Search the data for the string "factors" and gather each line it is in.

START

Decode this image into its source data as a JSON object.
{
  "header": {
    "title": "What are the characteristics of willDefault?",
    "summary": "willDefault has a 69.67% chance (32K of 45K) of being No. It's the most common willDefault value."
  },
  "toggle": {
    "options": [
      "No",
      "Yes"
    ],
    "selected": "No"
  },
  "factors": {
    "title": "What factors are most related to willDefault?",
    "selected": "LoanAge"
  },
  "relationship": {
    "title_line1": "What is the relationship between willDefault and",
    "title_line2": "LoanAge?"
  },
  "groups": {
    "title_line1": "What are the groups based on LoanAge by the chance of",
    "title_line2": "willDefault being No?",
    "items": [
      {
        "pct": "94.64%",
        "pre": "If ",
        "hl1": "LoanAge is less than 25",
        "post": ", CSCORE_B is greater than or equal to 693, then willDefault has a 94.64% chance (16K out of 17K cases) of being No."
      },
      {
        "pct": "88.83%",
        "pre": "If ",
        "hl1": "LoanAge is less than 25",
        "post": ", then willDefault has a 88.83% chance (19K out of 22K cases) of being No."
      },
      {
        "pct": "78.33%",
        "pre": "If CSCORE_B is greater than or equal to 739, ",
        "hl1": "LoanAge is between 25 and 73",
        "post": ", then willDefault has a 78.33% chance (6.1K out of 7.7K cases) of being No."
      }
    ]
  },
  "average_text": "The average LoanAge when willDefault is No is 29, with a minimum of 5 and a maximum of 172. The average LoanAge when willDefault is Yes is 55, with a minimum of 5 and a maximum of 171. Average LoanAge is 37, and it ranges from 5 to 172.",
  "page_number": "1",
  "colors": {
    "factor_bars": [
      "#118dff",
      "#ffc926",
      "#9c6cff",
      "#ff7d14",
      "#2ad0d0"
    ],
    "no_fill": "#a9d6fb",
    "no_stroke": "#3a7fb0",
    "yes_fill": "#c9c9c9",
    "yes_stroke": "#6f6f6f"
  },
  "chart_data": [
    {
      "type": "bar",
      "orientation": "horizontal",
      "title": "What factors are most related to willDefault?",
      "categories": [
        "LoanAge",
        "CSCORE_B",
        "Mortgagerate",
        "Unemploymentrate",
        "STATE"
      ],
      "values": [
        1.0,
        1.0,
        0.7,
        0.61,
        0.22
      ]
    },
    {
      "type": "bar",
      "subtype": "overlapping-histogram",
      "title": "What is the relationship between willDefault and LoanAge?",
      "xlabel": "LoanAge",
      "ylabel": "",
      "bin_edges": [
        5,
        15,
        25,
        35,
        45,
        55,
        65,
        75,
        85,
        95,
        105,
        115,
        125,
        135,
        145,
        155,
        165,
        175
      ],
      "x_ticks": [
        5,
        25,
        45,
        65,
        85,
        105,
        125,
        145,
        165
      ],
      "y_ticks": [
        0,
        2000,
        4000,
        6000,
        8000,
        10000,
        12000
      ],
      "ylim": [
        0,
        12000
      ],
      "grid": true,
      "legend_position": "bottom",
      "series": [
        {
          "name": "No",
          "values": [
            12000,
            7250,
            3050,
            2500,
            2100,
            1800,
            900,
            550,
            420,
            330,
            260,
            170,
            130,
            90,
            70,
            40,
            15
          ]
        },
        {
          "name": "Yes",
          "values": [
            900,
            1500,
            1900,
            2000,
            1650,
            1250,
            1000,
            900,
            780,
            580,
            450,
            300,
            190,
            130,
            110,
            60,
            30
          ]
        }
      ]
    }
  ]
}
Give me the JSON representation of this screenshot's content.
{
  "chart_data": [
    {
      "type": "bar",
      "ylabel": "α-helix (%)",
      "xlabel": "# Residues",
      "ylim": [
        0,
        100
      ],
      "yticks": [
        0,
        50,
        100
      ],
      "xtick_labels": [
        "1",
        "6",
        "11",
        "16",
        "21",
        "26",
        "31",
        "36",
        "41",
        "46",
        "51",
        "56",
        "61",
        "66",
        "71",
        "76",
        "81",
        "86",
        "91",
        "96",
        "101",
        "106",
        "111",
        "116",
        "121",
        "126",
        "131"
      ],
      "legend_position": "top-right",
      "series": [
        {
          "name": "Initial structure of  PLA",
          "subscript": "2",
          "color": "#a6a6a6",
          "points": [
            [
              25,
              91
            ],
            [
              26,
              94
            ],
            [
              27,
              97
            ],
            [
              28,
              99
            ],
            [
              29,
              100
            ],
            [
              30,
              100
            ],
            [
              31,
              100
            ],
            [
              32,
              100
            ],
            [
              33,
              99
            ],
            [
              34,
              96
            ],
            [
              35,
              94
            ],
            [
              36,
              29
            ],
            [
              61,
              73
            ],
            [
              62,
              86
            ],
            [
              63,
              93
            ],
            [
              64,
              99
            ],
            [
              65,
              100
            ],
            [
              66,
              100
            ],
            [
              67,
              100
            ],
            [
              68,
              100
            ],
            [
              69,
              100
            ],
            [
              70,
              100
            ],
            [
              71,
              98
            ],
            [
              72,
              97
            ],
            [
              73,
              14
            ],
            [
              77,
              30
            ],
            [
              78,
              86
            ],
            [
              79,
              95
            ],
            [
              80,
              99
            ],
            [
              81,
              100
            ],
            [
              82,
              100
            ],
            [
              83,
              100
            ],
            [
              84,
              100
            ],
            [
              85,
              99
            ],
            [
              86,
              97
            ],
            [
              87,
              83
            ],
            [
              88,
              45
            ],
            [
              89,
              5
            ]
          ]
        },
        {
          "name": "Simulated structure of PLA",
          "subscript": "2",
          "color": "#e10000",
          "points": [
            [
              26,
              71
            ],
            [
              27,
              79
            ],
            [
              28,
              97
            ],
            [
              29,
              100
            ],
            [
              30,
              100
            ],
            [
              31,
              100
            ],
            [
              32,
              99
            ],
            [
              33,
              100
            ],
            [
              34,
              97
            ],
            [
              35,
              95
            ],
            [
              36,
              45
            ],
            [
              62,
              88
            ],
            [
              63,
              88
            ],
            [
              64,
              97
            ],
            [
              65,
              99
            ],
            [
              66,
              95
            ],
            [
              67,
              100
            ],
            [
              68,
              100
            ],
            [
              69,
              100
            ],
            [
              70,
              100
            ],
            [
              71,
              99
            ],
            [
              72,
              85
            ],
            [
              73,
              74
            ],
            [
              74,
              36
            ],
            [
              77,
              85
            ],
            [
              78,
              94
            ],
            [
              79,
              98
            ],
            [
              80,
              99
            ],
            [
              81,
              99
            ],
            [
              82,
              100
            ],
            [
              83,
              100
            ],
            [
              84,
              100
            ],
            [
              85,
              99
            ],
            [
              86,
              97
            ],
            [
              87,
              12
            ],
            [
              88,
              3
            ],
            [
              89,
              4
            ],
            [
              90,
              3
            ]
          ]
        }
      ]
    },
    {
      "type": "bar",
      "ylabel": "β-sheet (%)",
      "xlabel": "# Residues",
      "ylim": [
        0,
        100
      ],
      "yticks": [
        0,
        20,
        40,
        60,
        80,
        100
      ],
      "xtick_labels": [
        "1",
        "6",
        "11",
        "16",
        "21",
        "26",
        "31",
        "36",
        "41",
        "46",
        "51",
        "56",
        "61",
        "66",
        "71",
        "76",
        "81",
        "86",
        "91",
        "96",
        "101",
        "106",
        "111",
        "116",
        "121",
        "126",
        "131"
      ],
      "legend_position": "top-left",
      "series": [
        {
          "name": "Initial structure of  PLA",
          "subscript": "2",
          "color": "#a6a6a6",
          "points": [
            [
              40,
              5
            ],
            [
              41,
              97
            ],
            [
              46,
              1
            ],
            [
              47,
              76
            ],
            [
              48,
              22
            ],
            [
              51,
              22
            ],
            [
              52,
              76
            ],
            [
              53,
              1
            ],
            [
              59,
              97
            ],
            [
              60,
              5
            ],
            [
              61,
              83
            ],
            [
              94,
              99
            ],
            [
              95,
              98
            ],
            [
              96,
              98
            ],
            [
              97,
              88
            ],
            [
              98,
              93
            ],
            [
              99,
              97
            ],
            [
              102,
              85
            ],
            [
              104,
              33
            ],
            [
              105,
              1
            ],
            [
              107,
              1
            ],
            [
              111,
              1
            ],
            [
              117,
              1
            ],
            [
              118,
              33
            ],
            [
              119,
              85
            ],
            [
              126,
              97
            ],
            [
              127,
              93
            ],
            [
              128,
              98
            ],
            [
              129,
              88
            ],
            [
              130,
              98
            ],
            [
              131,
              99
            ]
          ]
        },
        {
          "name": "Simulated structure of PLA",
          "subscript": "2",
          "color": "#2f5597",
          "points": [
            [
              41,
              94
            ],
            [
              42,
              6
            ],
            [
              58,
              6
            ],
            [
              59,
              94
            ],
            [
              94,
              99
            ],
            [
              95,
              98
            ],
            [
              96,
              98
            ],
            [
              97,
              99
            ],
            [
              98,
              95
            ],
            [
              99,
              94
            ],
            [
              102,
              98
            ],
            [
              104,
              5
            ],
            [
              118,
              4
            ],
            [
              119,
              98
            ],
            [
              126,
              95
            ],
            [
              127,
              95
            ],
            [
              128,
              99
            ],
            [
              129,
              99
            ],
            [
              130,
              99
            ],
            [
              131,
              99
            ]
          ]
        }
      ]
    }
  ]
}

END

_Answer to the task_
  "factors": {
    "title": "What factors are most related to willDefault?",
      "title": "What factors are most related to willDefault?",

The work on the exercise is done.